Below are some records; reproduce every one of them exactly.

>> Begin RECORDS FOR THE EXERCISE

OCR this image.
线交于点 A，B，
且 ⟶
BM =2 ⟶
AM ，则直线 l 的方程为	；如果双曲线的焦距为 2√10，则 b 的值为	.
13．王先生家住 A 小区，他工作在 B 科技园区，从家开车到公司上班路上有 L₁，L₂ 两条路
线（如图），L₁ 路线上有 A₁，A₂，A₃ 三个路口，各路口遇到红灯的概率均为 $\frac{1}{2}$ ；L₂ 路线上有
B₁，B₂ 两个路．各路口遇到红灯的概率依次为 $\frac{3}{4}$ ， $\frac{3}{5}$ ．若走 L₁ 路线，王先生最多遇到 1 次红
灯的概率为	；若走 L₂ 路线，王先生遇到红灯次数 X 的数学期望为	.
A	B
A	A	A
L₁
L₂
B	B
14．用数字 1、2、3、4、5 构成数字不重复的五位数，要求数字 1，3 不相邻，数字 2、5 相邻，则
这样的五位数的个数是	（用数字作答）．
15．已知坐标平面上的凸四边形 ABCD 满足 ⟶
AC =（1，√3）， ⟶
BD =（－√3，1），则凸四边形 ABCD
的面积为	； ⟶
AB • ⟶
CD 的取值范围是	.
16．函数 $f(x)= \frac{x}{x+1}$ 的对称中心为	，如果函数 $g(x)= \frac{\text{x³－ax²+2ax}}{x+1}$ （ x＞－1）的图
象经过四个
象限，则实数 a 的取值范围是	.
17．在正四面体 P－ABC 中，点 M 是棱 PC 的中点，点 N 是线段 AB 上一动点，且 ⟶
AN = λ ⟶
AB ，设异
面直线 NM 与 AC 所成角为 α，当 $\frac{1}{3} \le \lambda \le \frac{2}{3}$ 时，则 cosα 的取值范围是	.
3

>> End RECORDS FOR THE EXERCISE

◆ WRITTEN REPLY ◆
OCR this image.
线交于点 A，B，
且 ⟶
BM =2 ⟶
AM ，则直线 l 的方程为	；如果双曲线的焦距为 2√10，则 b 的值为	.
13．王先生家住 A 小区，他工作在 B 科技园区，从家开车到公司上班路上有 L₁，L₂ 两条路
线（如图），L₁ 路线上有 A₁，A₂，A₃ 三个路口，各路口遇到红灯的概率均为 $\frac{1}{2}$ ；L₂ 路线上有
B₁，B₂ 两个路．各路口遇到红灯的概率依次为 $\frac{3}{4}$ ， $\frac{3}{5}$ ．若走 L₁ 路线，王先生最多遇到 1 次红
灯的概率为	；若走 L₂ 路线，王先生遇到红灯次数 X 的数学期望为	.
A	B
A	A	A
L₁
L₂
B	B
14．用数字 1、2、3、4、5 构成数字不重复的五位数，要求数字 1，3 不相邻，数字 2、5 相邻，则
这样的五位数的个数是	（用数字作答）．
15．已知坐标平面上的凸四边形 ABCD 满足 ⟶
AC =（1，√3）， ⟶
BD =（－√3，1），则凸四边形 ABCD
的面积为	； ⟶
AB • ⟶
CD 的取值范围是	.
16．函数 $f(x)= \frac{x}{x+1}$ 的对称中心为	，如果函数 $g(x)= \frac{\text{x³－ax²+2ax}}{x+1}$ （ x＞－1）的图
象经过四个
象限，则实数 a 的取值范围是	.
17．在正四面体 P－ABC 中，点 M 是棱 PC 的中点，点 N 是线段 AB 上一动点，且 ⟶
AN = λ ⟶
AB ，设异
面直线 NM 与 AC 所成角为 α，当 $\frac{1}{3} \le \lambda \le \frac{2}{3}$ 时，则 cosα 的取值范围是	.
3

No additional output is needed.